:: WRITTEN EXERCISE ::
Starting at the beginning of the items and ending at the line containing "down-label: Down bbox=[914, 219, 957, 239]", rewrite those lines with "Metadata Servers" changed to "Metadata Nodes" and nothing else altered.

Begin EXERCISE DATA

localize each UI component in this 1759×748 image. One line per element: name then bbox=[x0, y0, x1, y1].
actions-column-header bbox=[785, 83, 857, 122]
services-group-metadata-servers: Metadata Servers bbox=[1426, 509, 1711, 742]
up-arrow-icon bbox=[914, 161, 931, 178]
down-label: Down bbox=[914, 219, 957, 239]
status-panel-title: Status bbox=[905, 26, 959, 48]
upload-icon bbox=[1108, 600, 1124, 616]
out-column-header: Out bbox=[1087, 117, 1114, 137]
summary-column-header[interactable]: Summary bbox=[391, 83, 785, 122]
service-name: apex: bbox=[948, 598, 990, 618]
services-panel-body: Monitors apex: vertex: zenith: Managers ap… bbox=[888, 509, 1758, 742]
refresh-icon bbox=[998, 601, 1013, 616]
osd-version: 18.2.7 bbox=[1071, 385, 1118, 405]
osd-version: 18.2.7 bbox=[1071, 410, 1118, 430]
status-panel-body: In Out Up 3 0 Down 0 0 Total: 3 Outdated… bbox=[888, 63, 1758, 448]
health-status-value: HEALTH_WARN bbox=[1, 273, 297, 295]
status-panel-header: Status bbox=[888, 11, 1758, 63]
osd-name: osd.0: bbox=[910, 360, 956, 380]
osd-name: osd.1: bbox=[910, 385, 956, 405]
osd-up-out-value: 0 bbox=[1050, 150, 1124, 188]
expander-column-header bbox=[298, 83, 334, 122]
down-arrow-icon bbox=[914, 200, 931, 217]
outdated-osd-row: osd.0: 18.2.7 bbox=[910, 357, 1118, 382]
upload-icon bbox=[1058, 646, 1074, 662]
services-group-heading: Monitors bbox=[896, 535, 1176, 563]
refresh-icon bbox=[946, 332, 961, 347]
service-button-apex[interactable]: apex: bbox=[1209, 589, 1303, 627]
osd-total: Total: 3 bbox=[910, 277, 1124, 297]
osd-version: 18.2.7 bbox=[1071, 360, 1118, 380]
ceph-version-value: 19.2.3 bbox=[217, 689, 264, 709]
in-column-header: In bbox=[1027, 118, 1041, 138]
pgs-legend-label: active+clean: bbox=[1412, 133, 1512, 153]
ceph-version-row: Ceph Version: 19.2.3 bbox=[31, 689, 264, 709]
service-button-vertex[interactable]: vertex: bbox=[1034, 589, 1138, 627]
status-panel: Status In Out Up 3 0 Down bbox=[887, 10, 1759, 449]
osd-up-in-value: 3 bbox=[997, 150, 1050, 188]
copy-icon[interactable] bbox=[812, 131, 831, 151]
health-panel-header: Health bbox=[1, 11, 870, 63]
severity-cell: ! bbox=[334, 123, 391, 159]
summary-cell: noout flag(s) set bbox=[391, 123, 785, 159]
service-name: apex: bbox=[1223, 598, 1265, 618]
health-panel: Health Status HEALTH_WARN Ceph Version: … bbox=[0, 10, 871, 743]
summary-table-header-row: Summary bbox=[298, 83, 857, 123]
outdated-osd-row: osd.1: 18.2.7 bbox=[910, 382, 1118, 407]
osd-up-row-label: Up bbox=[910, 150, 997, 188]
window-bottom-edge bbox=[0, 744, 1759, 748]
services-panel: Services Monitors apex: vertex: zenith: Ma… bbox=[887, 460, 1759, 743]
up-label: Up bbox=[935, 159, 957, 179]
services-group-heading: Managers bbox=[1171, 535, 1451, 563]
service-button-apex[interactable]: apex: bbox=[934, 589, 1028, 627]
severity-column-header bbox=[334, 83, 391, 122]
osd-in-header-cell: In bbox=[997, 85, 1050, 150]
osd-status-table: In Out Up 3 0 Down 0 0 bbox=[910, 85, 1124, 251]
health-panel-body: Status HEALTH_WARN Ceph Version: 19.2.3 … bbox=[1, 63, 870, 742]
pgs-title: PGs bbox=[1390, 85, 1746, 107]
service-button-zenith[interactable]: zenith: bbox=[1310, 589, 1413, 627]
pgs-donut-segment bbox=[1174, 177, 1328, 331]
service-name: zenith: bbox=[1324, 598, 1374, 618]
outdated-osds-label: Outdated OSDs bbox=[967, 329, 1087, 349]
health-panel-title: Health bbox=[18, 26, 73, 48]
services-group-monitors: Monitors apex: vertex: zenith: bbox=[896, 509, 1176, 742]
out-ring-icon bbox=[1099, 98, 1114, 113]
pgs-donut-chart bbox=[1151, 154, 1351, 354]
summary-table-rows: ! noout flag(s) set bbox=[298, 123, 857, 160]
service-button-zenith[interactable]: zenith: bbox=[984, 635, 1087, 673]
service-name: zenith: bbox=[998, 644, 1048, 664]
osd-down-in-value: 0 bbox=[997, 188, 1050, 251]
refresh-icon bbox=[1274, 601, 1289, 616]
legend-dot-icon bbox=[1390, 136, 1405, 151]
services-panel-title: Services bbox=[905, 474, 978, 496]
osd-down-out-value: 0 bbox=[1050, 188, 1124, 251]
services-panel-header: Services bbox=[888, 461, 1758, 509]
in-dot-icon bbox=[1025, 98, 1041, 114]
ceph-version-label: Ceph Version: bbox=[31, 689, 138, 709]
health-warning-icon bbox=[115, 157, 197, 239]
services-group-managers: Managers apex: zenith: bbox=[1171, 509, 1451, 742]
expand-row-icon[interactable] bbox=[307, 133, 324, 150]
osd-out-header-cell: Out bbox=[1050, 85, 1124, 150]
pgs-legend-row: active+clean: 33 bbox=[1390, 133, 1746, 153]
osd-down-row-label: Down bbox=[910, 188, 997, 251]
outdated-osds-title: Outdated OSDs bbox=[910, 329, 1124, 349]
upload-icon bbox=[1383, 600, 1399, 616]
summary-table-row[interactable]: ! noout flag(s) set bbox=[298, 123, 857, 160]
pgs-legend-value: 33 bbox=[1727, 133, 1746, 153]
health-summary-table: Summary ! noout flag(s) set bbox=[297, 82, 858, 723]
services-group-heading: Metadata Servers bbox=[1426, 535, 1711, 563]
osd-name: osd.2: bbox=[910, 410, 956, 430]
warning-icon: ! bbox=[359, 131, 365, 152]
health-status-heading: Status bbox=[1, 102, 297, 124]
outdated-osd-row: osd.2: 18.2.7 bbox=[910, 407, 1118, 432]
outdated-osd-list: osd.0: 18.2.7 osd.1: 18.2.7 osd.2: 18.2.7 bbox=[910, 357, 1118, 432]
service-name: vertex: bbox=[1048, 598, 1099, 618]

End EXERCISE DATA

:: EXERCISE OUTPUT ::
localize each UI component in this 1759×748 image. One line per element: name then bbox=[x0, y0, x1, y1].
actions-column-header bbox=[785, 83, 857, 122]
services-group-metadata-servers: Metadata Nodes bbox=[1426, 509, 1711, 742]
up-arrow-icon bbox=[914, 161, 931, 178]
down-label: Down bbox=[914, 219, 957, 239]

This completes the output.